**WHAT IS EXPECTED:** Pick out each line of the records in which the word "State" appears.

**STORED DATA:**
-=-=-=-=-
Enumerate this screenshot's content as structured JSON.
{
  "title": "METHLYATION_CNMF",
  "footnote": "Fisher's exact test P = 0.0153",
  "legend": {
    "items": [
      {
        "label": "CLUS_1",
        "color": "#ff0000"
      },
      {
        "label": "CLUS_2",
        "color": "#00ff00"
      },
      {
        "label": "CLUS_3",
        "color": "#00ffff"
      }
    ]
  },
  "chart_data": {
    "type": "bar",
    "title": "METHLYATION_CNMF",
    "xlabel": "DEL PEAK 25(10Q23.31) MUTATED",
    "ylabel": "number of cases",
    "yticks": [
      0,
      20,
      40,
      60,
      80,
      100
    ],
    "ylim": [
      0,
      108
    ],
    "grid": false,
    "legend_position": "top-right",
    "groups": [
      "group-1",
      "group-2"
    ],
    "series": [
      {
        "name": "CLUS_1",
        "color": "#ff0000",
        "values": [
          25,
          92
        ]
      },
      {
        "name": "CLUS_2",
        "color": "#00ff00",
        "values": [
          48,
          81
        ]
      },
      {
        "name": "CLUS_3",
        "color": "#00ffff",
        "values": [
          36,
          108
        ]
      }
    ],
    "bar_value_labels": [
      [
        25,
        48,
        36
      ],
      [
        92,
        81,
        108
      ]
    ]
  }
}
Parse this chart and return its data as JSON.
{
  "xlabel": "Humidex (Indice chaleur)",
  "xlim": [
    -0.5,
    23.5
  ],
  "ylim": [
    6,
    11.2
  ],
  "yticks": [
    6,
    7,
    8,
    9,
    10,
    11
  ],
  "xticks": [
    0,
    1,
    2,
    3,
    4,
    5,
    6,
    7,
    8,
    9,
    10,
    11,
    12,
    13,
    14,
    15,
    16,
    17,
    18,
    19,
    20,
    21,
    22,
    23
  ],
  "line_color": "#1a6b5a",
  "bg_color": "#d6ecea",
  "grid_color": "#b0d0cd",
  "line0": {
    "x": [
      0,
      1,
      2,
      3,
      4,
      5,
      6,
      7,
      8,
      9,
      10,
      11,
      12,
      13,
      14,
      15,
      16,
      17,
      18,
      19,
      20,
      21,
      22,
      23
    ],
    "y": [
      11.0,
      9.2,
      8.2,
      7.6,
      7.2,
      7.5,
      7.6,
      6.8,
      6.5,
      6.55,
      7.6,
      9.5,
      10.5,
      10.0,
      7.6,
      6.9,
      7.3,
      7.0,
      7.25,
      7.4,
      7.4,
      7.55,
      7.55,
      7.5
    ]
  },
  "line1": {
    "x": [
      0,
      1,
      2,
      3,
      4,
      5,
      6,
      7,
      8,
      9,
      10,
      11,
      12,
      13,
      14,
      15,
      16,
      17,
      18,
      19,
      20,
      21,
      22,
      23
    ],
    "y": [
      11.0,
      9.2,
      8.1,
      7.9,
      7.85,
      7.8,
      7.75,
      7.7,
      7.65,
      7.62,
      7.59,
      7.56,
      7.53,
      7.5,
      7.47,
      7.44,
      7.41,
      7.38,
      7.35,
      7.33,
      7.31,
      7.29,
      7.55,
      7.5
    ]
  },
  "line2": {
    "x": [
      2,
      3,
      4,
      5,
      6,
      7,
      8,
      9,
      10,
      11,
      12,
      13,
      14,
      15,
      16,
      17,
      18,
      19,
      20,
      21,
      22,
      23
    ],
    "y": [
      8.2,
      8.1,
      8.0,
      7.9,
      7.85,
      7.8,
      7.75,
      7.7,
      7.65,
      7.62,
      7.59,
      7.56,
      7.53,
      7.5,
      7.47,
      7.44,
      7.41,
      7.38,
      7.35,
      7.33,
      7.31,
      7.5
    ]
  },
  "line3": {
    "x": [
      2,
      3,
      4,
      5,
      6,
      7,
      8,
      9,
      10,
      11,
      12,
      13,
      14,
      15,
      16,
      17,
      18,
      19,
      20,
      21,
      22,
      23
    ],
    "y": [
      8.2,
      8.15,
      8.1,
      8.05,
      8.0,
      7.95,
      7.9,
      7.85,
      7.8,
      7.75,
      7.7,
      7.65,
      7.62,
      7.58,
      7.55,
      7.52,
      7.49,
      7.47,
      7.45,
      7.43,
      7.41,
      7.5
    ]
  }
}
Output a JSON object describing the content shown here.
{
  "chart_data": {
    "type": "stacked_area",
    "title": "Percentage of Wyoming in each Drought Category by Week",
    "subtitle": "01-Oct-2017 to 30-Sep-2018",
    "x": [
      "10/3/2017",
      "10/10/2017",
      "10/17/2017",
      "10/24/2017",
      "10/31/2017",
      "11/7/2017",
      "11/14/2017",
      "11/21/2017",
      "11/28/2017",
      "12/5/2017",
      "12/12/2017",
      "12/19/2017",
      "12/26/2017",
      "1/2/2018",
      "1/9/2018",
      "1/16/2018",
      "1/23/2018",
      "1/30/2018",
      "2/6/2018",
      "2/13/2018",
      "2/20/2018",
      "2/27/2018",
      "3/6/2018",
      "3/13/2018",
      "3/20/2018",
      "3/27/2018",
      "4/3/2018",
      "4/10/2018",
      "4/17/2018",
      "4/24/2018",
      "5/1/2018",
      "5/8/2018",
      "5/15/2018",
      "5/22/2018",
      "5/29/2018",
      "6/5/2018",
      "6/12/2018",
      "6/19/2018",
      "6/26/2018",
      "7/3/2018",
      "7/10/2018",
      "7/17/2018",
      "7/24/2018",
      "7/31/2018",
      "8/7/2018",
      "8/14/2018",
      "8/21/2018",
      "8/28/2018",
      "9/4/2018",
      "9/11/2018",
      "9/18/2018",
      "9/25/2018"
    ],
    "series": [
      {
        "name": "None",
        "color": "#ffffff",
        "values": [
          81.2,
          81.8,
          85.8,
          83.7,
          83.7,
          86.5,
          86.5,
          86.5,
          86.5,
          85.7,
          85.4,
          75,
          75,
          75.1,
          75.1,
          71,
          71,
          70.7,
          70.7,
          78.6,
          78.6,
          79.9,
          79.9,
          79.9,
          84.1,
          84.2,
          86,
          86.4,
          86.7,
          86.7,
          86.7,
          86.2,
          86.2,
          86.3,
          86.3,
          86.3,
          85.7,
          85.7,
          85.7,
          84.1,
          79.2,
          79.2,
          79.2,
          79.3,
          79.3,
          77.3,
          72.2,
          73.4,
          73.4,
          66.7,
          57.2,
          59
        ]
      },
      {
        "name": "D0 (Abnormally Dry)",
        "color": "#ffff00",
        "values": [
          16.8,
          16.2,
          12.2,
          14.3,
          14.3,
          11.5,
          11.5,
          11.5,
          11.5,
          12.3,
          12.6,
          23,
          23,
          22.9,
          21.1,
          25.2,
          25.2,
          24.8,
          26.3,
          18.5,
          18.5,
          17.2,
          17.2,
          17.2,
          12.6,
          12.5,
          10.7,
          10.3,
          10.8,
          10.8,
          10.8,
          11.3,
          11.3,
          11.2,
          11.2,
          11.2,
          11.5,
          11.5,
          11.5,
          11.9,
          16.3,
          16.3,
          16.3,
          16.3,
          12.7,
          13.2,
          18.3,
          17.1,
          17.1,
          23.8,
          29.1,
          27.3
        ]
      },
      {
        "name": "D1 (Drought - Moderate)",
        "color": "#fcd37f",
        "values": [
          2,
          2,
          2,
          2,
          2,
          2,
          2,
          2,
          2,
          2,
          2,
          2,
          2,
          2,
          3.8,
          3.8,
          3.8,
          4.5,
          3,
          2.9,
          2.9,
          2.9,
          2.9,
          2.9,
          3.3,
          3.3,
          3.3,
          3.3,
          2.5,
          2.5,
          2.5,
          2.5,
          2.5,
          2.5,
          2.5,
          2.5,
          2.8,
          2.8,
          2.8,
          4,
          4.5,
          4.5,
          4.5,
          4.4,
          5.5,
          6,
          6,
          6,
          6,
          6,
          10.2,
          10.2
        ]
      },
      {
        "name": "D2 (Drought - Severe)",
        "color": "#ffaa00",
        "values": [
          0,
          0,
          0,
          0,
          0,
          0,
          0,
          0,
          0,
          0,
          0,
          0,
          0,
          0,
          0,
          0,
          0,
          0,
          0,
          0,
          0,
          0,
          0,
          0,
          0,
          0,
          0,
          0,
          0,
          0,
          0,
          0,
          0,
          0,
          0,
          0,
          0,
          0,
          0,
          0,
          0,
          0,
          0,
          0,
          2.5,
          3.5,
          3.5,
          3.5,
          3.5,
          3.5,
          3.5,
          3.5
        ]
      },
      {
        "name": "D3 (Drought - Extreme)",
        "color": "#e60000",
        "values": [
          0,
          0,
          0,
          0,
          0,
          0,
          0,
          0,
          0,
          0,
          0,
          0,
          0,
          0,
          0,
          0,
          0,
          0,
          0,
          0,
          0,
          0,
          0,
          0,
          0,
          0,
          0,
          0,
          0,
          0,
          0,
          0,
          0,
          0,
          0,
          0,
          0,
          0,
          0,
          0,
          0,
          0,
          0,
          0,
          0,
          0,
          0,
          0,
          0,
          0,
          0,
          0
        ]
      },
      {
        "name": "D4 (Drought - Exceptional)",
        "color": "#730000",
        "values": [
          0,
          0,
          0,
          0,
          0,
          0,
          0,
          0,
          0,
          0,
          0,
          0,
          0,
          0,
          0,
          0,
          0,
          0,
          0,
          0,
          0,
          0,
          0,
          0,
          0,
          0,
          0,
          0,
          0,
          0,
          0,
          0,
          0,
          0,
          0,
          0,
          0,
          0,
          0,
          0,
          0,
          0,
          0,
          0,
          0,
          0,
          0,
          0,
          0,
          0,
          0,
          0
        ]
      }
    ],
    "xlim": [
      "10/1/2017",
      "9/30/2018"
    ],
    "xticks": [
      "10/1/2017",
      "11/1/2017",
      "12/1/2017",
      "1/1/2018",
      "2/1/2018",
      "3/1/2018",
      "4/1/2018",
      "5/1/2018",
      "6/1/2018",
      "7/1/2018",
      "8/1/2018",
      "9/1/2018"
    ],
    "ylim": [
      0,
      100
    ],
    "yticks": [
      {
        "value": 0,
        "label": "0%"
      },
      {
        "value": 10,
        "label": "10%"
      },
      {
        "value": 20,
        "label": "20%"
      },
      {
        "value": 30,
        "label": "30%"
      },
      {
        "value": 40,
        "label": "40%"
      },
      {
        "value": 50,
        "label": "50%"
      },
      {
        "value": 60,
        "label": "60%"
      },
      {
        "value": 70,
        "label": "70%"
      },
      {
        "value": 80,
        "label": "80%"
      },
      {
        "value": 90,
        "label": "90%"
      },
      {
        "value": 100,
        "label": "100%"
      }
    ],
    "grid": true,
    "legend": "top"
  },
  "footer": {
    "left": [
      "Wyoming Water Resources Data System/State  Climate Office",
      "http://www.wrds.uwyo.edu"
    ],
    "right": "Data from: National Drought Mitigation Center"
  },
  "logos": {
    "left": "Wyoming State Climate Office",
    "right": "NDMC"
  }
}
-=-=-=-=-
**SOLUTION TO THIS EXERCISE:**
      "Wyoming Water Resources Data System/State  Climate Office",
    "left": "Wyoming State Climate Office",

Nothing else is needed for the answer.